EXERCISE BRIEF >>
Transcribe each record exactly. Include every one.

LISTED RECORDS >>
=======
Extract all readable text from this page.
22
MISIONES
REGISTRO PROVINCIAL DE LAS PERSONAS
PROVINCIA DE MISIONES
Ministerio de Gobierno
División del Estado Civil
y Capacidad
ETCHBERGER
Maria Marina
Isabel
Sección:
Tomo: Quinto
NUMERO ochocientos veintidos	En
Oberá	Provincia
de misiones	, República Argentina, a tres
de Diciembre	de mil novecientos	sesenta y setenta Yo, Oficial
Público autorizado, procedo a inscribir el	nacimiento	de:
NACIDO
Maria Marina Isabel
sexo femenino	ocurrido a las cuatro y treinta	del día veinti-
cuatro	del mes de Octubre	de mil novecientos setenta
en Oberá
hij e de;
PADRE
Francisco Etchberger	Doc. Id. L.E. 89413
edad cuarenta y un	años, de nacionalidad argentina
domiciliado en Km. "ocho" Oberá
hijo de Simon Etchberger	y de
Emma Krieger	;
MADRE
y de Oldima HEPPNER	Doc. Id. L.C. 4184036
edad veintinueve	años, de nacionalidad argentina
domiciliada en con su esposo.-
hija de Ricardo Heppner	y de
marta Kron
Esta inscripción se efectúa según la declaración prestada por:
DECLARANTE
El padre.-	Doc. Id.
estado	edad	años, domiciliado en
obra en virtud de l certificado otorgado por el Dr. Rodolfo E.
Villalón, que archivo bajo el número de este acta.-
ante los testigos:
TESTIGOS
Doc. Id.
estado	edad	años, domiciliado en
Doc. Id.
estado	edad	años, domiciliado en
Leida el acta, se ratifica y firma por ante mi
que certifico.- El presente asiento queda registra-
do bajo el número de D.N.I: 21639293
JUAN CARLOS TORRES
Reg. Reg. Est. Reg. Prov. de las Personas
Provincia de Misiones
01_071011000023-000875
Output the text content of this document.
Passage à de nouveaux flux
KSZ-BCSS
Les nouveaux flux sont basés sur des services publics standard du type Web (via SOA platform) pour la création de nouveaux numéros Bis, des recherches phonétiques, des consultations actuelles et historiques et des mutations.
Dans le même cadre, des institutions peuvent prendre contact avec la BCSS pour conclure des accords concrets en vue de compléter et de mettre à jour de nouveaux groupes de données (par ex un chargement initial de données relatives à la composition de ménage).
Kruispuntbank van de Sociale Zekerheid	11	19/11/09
=======
THE REPLY >>
Extract all readable text from this page.
22
MISIONES
REGISTRO PROVINCIAL DE LAS PERSONAS
PROVINCIA DE MISIONES
Ministerio de Gobierno
División del Estado Civil
y Capacidad
ETCHBERGER
Maria Marina
Isabel
Sección:
Tomo: Quinto
NUMERO ochocientos veintidos	En
Oberá	Provincia
de misiones	, República Argentina, a tres
de Diciembre	de mil novecientos	sesenta y setenta Yo, Oficial
Público autorizado, procedo a inscribir el	nacimiento	de:
NACIDO
Maria Marina Isabel
sexo femenino	ocurrido a las cuatro y treinta	del día veinti-
cuatro	del mes de Octubre	de mil novecientos setenta
en Oberá
hij e de;
PADRE
Francisco Etchberger	Doc. Id. L.E. 89413
edad cuarenta y un	años, de nacionalidad argentina
domiciliado en Km. "ocho" Oberá
hijo de Simon Etchberger	y de
Emma Krieger	;
MADRE
y de Oldima HEPPNER	Doc. Id. L.C. 4184036
edad veintinueve	años, de nacionalidad argentina
domiciliada en con su esposo.-
hija de Ricardo Heppner	y de
marta Kron
Esta inscripción se efectúa según la declaración prestada por:
DECLARANTE
El padre.-	Doc. Id.
estado	edad	años, domiciliado en
obra en virtud de l certificado otorgado por el Dr. Rodolfo E.
Villalón, que archivo bajo el número de este acta.-
ante los testigos:
TESTIGOS
Doc. Id.
estado	edad	años, domiciliado en
Doc. Id.
estado	edad	años, domiciliado en
Leida el acta, se ratifica y firma por ante mi
que certifico.- El presente asiento queda registra-
do bajo el número de D.N.I: 21639293
JUAN CARLOS TORRES
Reg. Reg. Est. Reg. Prov. de las Personas
Provincia de Misiones
01_071011000023-000875
Output the text content of this document.
Passage à de nouveaux flux
KSZ-BCSS
Les nouveaux flux sont basés sur des services publics standard du type Web (via SOA platform) pour la création de nouveaux numéros Bis, des recherches phonétiques, des consultations actuelles et historiques et des mutations.
Dans le même cadre, des institutions peuvent prendre contact avec la BCSS pour conclure des accords concrets en vue de compléter et de mettre à jour de nouveaux groupes de données (par ex un chargement initial de données relatives à la composition de ménage).
Kruispuntbank van de Sociale Zekerheid	11	19/11/09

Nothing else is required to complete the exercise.